(Records that describe figures)

......

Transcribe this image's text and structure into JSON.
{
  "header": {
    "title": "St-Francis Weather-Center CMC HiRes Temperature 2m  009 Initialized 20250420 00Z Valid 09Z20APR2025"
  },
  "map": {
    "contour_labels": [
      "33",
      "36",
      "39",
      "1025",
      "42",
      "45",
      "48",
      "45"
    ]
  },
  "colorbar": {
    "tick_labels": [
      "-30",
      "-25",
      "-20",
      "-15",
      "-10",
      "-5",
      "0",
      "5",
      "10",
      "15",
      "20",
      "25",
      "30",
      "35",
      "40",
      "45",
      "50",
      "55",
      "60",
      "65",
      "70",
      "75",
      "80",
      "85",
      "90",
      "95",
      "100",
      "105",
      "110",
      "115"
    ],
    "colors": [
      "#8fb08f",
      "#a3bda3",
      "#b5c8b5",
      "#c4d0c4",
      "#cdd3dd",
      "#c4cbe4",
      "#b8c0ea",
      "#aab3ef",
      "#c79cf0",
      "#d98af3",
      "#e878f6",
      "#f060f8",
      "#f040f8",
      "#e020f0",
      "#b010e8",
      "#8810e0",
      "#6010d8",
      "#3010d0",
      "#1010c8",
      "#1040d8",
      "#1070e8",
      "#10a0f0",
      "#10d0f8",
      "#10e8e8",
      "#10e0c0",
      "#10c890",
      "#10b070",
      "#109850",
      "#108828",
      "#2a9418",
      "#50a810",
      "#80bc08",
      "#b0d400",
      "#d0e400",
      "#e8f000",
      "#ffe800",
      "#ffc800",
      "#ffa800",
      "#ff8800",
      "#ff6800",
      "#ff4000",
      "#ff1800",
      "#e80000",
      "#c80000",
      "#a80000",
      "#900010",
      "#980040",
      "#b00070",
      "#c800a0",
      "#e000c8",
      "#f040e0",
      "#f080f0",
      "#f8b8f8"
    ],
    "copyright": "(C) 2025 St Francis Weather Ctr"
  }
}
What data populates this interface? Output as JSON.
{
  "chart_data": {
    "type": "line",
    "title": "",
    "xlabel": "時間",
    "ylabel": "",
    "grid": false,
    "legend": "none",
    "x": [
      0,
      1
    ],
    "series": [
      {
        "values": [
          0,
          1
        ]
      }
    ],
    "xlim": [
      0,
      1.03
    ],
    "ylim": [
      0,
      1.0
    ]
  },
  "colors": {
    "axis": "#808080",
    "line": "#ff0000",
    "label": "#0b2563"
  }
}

......

Task brief
Pick out each line that holds the string "JSON".

Result for this exercise
Transcribe this image's text and structure into JSON.
What data populates this interface? Output as JSON.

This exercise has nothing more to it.